Given information -
——

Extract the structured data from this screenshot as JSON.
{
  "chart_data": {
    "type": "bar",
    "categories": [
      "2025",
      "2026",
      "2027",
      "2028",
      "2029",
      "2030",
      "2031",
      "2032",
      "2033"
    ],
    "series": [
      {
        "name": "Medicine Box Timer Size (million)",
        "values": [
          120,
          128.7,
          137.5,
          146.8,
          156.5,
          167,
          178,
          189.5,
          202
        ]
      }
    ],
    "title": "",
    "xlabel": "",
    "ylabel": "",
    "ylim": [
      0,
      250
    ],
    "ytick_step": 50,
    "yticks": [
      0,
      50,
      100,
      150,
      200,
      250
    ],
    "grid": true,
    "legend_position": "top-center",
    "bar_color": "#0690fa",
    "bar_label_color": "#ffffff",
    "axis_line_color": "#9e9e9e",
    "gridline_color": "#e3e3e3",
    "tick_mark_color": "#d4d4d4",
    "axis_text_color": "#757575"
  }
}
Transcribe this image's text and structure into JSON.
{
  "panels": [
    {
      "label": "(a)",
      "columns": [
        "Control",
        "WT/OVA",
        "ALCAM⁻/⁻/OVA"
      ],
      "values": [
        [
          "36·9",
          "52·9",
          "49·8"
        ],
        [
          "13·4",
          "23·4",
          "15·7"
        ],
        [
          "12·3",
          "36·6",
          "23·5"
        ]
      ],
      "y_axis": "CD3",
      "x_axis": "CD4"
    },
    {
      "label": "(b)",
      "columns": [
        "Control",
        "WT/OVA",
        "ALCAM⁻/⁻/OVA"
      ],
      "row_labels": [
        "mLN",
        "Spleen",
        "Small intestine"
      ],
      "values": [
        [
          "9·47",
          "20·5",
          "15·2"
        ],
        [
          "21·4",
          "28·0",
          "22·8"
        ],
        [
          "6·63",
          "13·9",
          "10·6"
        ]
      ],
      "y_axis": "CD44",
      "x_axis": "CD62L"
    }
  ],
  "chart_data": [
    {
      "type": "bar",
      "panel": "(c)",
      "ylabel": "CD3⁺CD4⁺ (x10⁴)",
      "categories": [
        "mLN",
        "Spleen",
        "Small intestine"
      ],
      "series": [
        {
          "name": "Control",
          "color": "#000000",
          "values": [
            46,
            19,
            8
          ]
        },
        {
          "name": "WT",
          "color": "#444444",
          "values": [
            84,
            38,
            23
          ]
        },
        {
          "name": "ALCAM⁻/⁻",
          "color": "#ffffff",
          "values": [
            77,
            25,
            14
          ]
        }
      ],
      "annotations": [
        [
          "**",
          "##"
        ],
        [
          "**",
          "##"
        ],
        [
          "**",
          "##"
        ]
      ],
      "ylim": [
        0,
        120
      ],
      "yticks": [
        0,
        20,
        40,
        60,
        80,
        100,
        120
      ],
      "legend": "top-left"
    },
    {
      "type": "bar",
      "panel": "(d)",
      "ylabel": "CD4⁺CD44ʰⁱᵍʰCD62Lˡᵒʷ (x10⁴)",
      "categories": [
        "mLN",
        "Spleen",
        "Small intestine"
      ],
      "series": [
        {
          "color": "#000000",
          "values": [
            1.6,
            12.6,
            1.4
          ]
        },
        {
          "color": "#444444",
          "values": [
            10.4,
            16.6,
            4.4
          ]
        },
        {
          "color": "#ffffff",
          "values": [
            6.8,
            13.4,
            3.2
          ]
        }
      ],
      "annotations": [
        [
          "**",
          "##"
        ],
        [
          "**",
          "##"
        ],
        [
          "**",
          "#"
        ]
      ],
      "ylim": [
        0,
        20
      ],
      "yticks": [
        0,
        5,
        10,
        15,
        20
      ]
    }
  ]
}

——

Prompt - Reproduce each entry from the records above, character for character.

Full solution -
Extract the structured data from this screenshot as JSON.
{
  "chart_data": {
    "type": "bar",
    "categories": [
      "2025",
      "2026",
      "2027",
      "2028",
      "2029",
      "2030",
      "2031",
      "2032",
      "2033"
    ],
    "series": [
      {
        "name": "Medicine Box Timer Size (million)",
        "values": [
          120,
          128.7,
          137.5,
          146.8,
          156.5,
          167,
          178,
          189.5,
          202
        ]
      }
    ],
    "title": "",
    "xlabel": "",
    "ylabel": "",
    "ylim": [
      0,
      250
    ],
    "ytick_step": 50,
    "yticks": [
      0,
      50,
      100,
      150,
      200,
      250
    ],
    "grid": true,
    "legend_position": "top-center",
    "bar_color": "#0690fa",
    "bar_label_color": "#ffffff",
    "axis_line_color": "#9e9e9e",
    "gridline_color": "#e3e3e3",
    "tick_mark_color": "#d4d4d4",
    "axis_text_color": "#757575"
  }
}
Transcribe this image's text and structure into JSON.
{
  "panels": [
    {
      "label": "(a)",
      "columns": [
        "Control",
        "WT/OVA",
        "ALCAM⁻/⁻/OVA"
      ],
      "values": [
        [
          "36·9",
          "52·9",
          "49·8"
        ],
        [
          "13·4",
          "23·4",
          "15·7"
        ],
        [
          "12·3",
          "36·6",
          "23·5"
        ]
      ],
      "y_axis": "CD3",
      "x_axis": "CD4"
    },
    {
      "label": "(b)",
      "columns": [
        "Control",
        "WT/OVA",
        "ALCAM⁻/⁻/OVA"
      ],
      "row_labels": [
        "mLN",
        "Spleen",
        "Small intestine"
      ],
      "values": [
        [
          "9·47",
          "20·5",
          "15·2"
        ],
        [
          "21·4",
          "28·0",
          "22·8"
        ],
        [
          "6·63",
          "13·9",
          "10·6"
        ]
      ],
      "y_axis": "CD44",
      "x_axis": "CD62L"
    }
  ],
  "chart_data": [
    {
      "type": "bar",
      "panel": "(c)",
      "ylabel": "CD3⁺CD4⁺ (x10⁴)",
      "categories": [
        "mLN",
        "Spleen",
        "Small intestine"
      ],
      "series": [
        {
          "name": "Control",
          "color": "#000000",
          "values": [
            46,
            19,
            8
          ]
        },
        {
          "name": "WT",
          "color": "#444444",
          "values": [
            84,
            38,
            23
          ]
        },
        {
          "name": "ALCAM⁻/⁻",
          "color": "#ffffff",
          "values": [
            77,
            25,
            14
          ]
        }
      ],
      "annotations": [
        [
          "**",
          "##"
        ],
        [
          "**",
          "##"
        ],
        [
          "**",
          "##"
        ]
      ],
      "ylim": [
        0,
        120
      ],
      "yticks": [
        0,
        20,
        40,
        60,
        80,
        100,
        120
      ],
      "legend": "top-left"
    },
    {
      "type": "bar",
      "panel": "(d)",
      "ylabel": "CD4⁺CD44ʰⁱᵍʰCD62Lˡᵒʷ (x10⁴)",
      "categories": [
        "mLN",
        "Spleen",
        "Small intestine"
      ],
      "series": [
        {
          "color": "#000000",
          "values": [
            1.6,
            12.6,
            1.4
          ]
        },
        {
          "color": "#444444",
          "values": [
            10.4,
            16.6,
            4.4
          ]
        },
        {
          "color": "#ffffff",
          "values": [
            6.8,
            13.4,
            3.2
          ]
        }
      ],
      "annotations": [
        [
          "**",
          "##"
        ],
        [
          "**",
          "##"
        ],
        [
          "**",
          "#"
        ]
      ],
      "ylim": [
        0,
        20
      ],
      "yticks": [
        0,
        5,
        10,
        15,
        20
      ]
    }
  ]
}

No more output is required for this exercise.